_PROMPT_
Which lines hold the word "analise"? Copy each of them.

_STORED DATA_

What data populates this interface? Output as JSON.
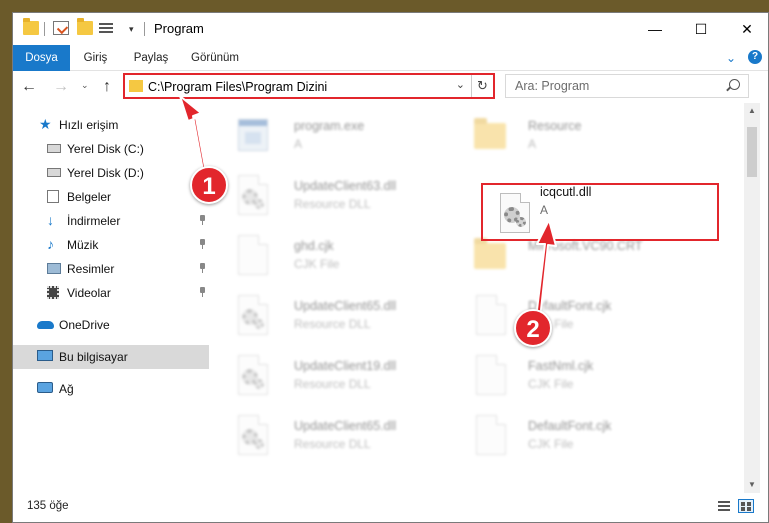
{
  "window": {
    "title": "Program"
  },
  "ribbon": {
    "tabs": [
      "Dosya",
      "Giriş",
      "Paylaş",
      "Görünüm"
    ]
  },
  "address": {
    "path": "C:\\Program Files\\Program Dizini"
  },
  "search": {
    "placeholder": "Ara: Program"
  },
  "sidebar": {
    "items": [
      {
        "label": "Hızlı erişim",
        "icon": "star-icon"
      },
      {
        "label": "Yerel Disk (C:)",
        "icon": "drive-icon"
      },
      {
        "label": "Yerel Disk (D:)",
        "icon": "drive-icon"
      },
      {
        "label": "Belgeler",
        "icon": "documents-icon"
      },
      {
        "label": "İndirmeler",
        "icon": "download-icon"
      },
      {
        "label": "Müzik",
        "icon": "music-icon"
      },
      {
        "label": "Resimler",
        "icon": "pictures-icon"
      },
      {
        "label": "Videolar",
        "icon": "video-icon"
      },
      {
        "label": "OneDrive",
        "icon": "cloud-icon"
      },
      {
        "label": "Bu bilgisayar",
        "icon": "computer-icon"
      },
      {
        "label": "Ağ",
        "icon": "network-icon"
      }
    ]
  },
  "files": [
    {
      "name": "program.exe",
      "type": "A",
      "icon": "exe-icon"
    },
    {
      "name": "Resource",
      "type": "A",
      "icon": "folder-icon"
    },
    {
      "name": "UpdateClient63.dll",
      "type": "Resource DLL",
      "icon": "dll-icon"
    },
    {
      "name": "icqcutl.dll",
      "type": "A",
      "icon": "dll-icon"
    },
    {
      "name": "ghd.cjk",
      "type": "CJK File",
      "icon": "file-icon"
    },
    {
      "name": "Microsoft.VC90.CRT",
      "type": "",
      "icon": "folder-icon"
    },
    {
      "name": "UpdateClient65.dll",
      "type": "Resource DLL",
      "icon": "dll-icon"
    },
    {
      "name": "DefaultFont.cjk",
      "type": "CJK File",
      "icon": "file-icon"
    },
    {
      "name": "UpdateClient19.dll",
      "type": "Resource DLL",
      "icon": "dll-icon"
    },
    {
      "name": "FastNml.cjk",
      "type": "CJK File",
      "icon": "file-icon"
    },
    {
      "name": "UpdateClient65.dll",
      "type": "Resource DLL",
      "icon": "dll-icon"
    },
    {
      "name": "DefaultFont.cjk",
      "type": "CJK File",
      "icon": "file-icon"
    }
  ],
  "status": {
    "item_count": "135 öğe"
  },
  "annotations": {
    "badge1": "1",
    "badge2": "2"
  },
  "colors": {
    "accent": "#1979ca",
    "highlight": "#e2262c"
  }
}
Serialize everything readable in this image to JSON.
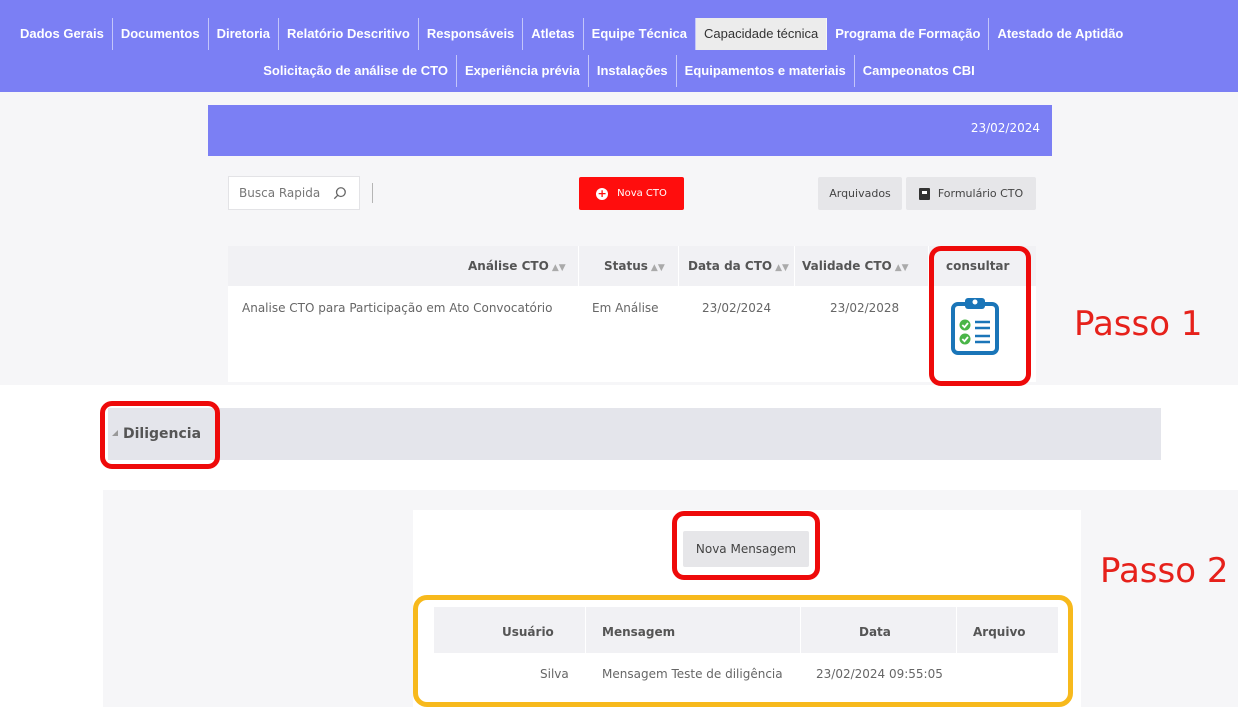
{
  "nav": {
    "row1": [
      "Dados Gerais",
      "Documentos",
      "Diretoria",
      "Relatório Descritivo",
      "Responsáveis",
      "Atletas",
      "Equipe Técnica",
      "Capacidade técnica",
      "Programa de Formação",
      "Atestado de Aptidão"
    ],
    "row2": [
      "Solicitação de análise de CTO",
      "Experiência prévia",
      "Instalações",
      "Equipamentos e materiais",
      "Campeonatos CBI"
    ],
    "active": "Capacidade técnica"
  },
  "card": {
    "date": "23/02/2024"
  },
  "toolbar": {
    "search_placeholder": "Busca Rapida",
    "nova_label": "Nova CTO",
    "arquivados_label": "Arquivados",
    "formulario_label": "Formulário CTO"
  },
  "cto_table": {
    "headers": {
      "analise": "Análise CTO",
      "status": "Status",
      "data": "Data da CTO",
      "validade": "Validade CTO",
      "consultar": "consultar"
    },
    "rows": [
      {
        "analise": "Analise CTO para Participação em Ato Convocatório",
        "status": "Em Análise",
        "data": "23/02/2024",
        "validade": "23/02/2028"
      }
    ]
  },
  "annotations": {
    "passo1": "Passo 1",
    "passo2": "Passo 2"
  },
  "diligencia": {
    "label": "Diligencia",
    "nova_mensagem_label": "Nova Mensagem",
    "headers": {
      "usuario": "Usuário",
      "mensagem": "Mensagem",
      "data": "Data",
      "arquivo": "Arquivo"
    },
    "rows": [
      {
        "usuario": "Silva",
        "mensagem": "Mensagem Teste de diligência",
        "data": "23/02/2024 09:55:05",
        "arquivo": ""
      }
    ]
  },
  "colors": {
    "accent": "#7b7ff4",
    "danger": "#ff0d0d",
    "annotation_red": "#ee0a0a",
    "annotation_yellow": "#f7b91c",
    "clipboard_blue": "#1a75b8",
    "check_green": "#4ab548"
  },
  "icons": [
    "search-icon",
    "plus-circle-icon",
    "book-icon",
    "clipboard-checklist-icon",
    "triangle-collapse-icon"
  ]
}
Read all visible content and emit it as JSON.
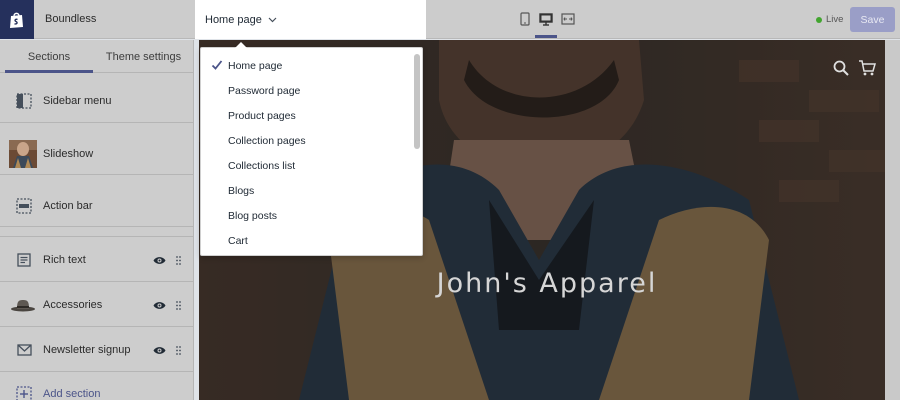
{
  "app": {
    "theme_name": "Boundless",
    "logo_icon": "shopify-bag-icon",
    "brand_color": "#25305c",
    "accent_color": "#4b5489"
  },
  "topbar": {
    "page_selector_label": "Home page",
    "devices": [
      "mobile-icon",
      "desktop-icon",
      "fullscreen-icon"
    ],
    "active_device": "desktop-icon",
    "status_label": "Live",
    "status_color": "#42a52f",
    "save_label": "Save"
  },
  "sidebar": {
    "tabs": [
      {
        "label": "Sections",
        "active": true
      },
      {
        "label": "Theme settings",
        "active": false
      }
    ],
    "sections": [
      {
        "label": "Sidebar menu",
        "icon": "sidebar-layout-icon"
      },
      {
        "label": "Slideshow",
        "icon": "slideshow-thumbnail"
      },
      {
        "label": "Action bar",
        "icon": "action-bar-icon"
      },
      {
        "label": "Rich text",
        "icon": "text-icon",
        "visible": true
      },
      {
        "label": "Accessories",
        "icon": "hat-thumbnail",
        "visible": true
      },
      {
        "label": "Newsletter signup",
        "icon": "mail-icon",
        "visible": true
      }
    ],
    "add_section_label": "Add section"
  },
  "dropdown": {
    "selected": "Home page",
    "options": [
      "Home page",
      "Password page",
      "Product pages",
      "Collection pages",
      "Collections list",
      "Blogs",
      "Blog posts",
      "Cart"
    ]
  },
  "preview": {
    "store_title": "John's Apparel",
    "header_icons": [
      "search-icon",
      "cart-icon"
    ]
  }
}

==

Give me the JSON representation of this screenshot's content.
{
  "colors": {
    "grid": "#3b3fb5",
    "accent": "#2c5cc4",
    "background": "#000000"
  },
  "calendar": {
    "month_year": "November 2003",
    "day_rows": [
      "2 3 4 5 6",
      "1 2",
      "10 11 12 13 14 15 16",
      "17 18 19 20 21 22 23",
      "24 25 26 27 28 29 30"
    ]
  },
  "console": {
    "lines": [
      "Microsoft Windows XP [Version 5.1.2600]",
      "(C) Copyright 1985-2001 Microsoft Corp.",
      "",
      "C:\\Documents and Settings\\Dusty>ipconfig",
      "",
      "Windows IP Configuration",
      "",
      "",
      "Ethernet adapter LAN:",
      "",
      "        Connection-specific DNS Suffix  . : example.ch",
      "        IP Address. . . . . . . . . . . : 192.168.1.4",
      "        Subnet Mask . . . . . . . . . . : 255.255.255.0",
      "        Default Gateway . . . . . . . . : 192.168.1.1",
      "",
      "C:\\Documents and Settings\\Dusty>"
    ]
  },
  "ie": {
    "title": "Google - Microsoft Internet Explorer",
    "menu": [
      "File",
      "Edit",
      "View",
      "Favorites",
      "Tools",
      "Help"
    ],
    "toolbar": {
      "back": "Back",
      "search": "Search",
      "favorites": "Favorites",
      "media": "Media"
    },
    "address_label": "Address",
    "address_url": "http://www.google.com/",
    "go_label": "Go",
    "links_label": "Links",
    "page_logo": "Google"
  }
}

...

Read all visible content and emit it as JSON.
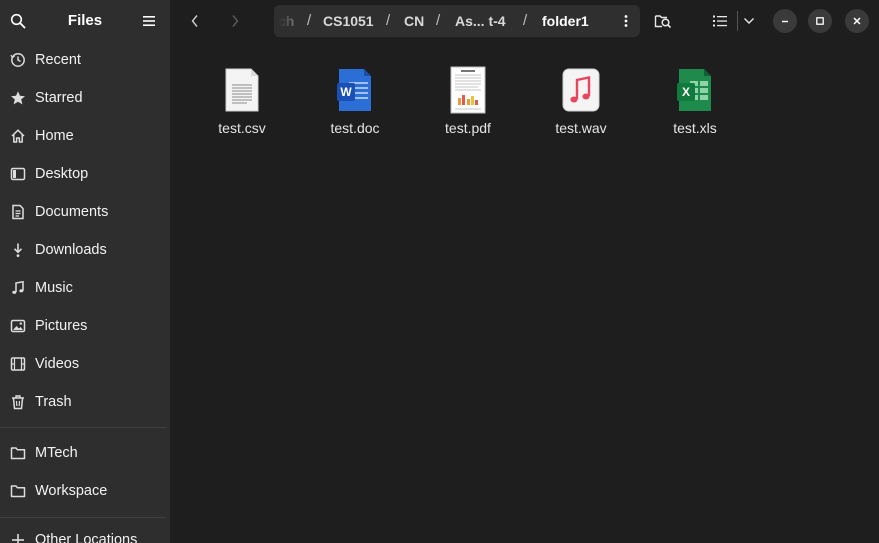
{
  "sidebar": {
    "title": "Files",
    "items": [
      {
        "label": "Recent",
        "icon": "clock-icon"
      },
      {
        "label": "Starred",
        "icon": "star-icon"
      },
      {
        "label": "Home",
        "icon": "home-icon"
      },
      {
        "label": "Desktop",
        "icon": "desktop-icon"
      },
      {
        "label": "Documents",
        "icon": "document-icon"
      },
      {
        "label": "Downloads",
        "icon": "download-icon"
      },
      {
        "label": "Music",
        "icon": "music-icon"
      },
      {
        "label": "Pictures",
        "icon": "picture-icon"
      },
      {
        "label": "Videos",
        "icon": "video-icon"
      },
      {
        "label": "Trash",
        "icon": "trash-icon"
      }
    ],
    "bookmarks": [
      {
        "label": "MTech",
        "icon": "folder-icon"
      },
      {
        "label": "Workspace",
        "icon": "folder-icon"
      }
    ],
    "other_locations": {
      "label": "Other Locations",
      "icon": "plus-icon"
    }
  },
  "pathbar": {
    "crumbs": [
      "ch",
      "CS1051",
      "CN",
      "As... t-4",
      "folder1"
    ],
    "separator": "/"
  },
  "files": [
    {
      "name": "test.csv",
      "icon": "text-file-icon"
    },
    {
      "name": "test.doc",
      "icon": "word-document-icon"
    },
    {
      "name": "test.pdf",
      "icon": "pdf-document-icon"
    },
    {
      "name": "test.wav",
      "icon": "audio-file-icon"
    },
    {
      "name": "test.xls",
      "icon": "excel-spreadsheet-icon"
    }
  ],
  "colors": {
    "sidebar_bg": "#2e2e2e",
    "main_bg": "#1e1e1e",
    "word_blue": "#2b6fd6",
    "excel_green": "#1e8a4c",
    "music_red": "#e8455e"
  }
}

_ANSWER FOR THIS EXERCISE_
      "analise": "Análise CTO",
        "analise": "Analise CTO para Participação em Ato Convocatório",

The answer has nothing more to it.